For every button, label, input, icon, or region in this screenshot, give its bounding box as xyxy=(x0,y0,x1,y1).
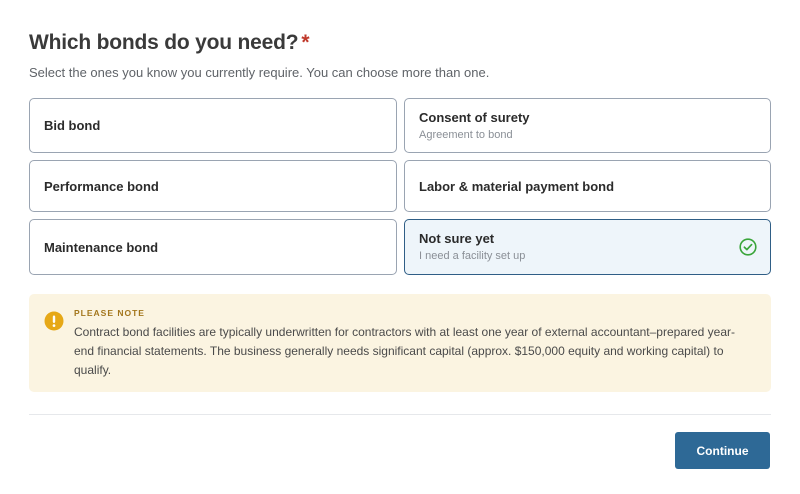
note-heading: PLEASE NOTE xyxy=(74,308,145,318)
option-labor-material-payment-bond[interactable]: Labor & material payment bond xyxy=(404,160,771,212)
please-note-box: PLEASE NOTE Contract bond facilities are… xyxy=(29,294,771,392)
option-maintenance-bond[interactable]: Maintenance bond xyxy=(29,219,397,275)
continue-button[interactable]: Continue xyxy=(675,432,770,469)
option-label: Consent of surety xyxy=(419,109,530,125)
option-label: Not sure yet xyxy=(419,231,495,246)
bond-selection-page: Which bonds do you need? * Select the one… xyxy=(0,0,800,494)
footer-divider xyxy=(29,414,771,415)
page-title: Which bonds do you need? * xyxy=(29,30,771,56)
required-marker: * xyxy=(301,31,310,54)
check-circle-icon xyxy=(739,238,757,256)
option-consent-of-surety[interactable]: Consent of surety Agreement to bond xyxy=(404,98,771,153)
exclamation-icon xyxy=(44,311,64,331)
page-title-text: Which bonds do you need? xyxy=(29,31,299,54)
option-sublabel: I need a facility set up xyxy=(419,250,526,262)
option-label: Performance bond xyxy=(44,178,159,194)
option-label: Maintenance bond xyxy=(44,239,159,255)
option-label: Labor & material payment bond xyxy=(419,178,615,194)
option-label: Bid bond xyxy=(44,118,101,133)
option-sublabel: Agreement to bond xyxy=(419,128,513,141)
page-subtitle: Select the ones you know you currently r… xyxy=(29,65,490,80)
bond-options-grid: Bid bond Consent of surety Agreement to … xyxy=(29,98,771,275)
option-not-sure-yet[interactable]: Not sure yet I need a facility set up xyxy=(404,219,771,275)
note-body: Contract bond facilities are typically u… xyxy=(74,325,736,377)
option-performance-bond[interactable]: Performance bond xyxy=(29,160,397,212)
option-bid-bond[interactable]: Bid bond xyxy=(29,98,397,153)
==*==
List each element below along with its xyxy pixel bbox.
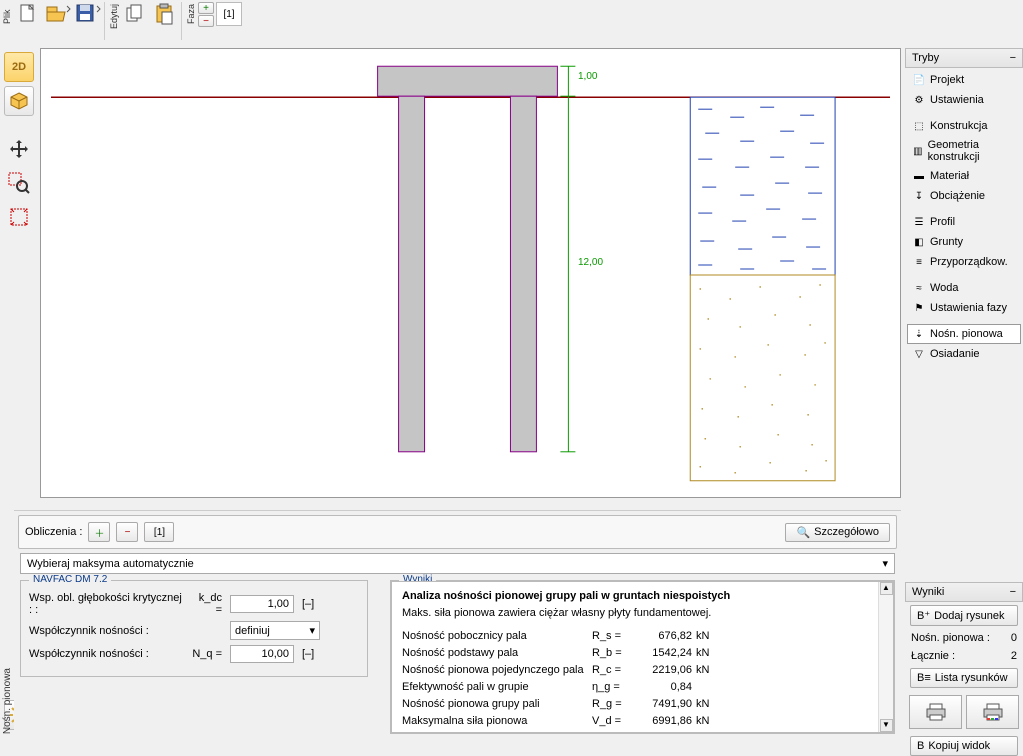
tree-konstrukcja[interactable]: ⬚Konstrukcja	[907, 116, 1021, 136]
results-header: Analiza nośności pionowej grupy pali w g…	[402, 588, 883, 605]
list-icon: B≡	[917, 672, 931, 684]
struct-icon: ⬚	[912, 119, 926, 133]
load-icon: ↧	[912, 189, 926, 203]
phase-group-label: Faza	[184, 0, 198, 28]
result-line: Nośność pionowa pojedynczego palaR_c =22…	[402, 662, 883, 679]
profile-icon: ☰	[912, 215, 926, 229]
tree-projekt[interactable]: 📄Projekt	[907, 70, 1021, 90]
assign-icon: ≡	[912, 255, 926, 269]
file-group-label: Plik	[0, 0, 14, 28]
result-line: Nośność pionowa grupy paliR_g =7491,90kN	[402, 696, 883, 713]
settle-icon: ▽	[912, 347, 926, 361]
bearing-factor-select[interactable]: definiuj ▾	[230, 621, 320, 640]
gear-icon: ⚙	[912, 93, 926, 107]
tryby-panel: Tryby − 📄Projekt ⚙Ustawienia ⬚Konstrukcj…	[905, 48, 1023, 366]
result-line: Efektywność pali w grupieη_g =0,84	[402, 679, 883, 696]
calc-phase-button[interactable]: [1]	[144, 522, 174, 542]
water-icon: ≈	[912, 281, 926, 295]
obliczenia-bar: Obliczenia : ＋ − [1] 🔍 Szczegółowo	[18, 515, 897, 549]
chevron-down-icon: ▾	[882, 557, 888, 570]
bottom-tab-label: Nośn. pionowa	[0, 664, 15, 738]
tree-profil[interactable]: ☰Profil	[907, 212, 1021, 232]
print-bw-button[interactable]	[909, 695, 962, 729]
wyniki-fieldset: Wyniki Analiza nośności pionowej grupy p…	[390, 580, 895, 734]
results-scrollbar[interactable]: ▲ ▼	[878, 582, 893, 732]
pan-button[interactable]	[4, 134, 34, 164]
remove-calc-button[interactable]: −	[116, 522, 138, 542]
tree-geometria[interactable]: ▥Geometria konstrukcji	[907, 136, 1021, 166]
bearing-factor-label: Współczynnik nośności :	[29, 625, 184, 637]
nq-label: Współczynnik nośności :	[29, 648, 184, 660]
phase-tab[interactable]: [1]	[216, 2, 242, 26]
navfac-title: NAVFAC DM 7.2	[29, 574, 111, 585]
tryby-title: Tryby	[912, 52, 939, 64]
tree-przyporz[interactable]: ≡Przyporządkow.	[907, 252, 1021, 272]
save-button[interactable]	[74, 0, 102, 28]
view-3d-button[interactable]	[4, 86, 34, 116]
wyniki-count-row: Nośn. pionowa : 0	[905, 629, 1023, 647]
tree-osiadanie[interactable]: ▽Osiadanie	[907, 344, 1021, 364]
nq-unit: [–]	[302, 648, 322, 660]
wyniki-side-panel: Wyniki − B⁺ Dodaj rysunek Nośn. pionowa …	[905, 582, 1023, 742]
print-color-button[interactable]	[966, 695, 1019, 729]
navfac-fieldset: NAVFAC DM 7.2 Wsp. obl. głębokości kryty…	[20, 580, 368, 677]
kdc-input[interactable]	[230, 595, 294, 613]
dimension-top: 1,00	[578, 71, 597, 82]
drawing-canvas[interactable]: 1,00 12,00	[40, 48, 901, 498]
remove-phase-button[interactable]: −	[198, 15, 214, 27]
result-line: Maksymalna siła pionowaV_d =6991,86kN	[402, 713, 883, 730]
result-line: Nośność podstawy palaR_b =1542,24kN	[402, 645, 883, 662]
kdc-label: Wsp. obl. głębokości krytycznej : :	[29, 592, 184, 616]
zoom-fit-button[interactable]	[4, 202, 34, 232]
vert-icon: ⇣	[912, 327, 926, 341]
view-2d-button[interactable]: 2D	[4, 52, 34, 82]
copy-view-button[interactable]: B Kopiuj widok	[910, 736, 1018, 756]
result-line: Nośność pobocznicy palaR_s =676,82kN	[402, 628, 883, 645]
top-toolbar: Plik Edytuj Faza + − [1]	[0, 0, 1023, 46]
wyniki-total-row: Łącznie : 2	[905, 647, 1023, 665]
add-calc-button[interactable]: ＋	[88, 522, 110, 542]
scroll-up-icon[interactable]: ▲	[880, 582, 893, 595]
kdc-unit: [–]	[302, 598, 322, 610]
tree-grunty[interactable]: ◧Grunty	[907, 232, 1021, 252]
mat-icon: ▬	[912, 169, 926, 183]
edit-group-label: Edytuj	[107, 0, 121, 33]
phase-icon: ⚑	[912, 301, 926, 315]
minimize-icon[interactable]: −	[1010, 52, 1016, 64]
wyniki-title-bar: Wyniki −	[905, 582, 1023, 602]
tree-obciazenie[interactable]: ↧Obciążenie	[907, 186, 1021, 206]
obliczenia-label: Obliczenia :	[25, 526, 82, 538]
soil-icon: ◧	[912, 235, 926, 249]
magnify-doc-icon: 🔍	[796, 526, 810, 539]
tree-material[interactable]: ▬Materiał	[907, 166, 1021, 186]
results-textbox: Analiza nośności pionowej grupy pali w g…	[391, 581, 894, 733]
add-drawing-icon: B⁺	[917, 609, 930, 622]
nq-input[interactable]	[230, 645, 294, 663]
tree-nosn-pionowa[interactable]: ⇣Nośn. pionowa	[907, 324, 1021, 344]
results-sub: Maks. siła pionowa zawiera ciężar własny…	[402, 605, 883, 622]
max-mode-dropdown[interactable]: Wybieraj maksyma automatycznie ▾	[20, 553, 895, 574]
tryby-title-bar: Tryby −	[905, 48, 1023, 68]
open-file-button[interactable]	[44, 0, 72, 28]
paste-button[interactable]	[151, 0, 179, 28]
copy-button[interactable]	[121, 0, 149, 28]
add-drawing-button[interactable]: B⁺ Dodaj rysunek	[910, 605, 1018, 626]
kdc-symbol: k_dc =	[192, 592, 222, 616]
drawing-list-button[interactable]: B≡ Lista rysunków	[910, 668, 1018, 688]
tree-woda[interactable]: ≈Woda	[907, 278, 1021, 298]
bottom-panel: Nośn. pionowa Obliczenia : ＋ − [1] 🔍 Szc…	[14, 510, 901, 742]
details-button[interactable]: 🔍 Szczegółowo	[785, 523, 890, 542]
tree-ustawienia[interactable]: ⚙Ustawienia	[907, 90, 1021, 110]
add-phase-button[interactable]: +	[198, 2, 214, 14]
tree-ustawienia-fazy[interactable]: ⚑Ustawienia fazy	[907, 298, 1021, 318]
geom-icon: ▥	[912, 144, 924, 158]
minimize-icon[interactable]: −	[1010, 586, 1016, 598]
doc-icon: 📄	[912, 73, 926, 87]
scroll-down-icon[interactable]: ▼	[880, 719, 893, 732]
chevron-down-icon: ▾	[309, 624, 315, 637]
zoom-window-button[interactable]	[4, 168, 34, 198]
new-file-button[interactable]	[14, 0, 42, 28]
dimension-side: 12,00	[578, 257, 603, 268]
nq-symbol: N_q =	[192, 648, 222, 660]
==*==
-- TASK DIRECTIONS --
Retype the items verbatim, starting with the line that contains "116, 1021, 136]" and stopping after the line that contains "0, 102, 28]".

-- ANSWER IN FULL --
tree-konstrukcja[interactable]: ⬚Konstrukcja	[907, 116, 1021, 136]
results-header: Analiza nośności pionowej grupy pali w g…	[402, 588, 883, 605]
list-icon: B≡	[917, 672, 931, 684]
struct-icon: ⬚	[912, 119, 926, 133]
load-icon: ↧	[912, 189, 926, 203]
phase-group-label: Faza	[184, 0, 198, 28]
result-line: Nośność pionowa pojedynczego palaR_c =22…	[402, 662, 883, 679]
profile-icon: ☰	[912, 215, 926, 229]
tree-projekt[interactable]: 📄Projekt	[907, 70, 1021, 90]
assign-icon: ≡	[912, 255, 926, 269]
file-group-label: Plik	[0, 0, 14, 28]
result-line: Nośność pionowa grupy paliR_g =7491,90kN	[402, 696, 883, 713]
settle-icon: ▽	[912, 347, 926, 361]
bearing-factor-select[interactable]: definiuj ▾	[230, 621, 320, 640]
gear-icon: ⚙	[912, 93, 926, 107]
tryby-panel: Tryby − 📄Projekt ⚙Ustawienia ⬚Konstrukcj…	[905, 48, 1023, 366]
result-line: Efektywność pali w grupieη_g =0,84	[402, 679, 883, 696]
calc-phase-button[interactable]: [1]	[144, 522, 174, 542]
water-icon: ≈	[912, 281, 926, 295]
obliczenia-bar: Obliczenia : ＋ − [1] 🔍 Szczegółowo	[18, 515, 897, 549]
chevron-down-icon: ▾	[882, 557, 888, 570]
bottom-tab-label: Nośn. pionowa	[0, 664, 15, 738]
tree-profil[interactable]: ☰Profil	[907, 212, 1021, 232]
print-bw-button[interactable]	[909, 695, 962, 729]
wyniki-fieldset: Wyniki Analiza nośności pionowej grupy p…	[390, 580, 895, 734]
results-scrollbar[interactable]: ▲ ▼	[878, 582, 893, 732]
pan-button[interactable]	[4, 134, 34, 164]
remove-calc-button[interactable]: −	[116, 522, 138, 542]
tree-geometria[interactable]: ▥Geometria konstrukcji	[907, 136, 1021, 166]
bearing-factor-label: Współczynnik nośności :	[29, 625, 184, 637]
nq-label: Współczynnik nośności :	[29, 648, 184, 660]
phase-tab[interactable]: [1]	[216, 2, 242, 26]
navfac-title: NAVFAC DM 7.2	[29, 574, 111, 585]
tryby-title: Tryby	[912, 52, 939, 64]
tree-przyporz[interactable]: ≡Przyporządkow.	[907, 252, 1021, 272]
save-button[interactable]	[74, 0, 102, 28]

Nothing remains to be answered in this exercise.